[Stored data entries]
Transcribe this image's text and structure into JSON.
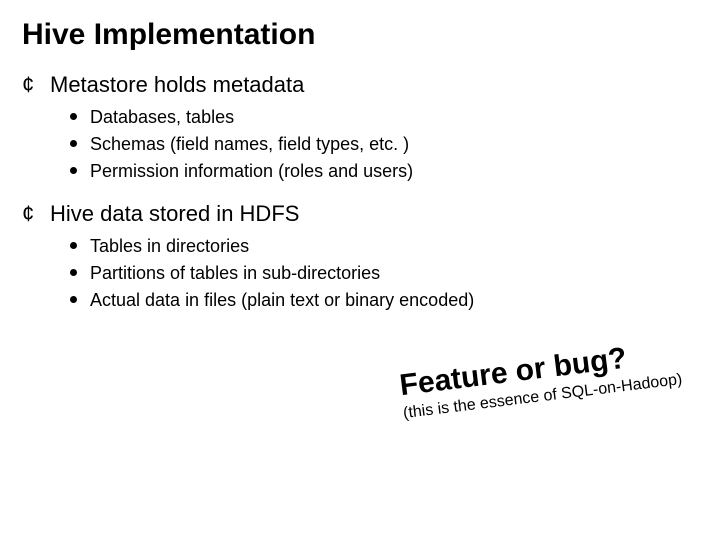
{
  "title": "Hive Implementation",
  "points": [
    {
      "text": "Metastore holds metadata",
      "sub": [
        "Databases, tables",
        "Schemas (field names, field types, etc. )",
        "Permission information (roles and users)"
      ]
    },
    {
      "text": "Hive data stored in HDFS",
      "sub": [
        "Tables in directories",
        "Partitions of tables in sub-directories",
        "Actual data in files (plain text or binary encoded)"
      ]
    }
  ],
  "callout": {
    "big": "Feature or bug?",
    "small": "(this is the essence of SQL-on-Hadoop)"
  }
}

| The request |
Print the records above exactly as they stand, but leave out the pictures.

| Finished exercise |
Transcribe this image's text and structure into JSON.
{
  "title": "Hive Implementation",
  "points": [
    {
      "text": "Metastore holds metadata",
      "sub": [
        "Databases, tables",
        "Schemas (field names, field types, etc. )",
        "Permission information (roles and users)"
      ]
    },
    {
      "text": "Hive data stored in HDFS",
      "sub": [
        "Tables in directories",
        "Partitions of tables in sub-directories",
        "Actual data in files (plain text or binary encoded)"
      ]
    }
  ],
  "callout": {
    "big": "Feature or bug?",
    "small": "(this is the essence of SQL-on-Hadoop)"
  }
}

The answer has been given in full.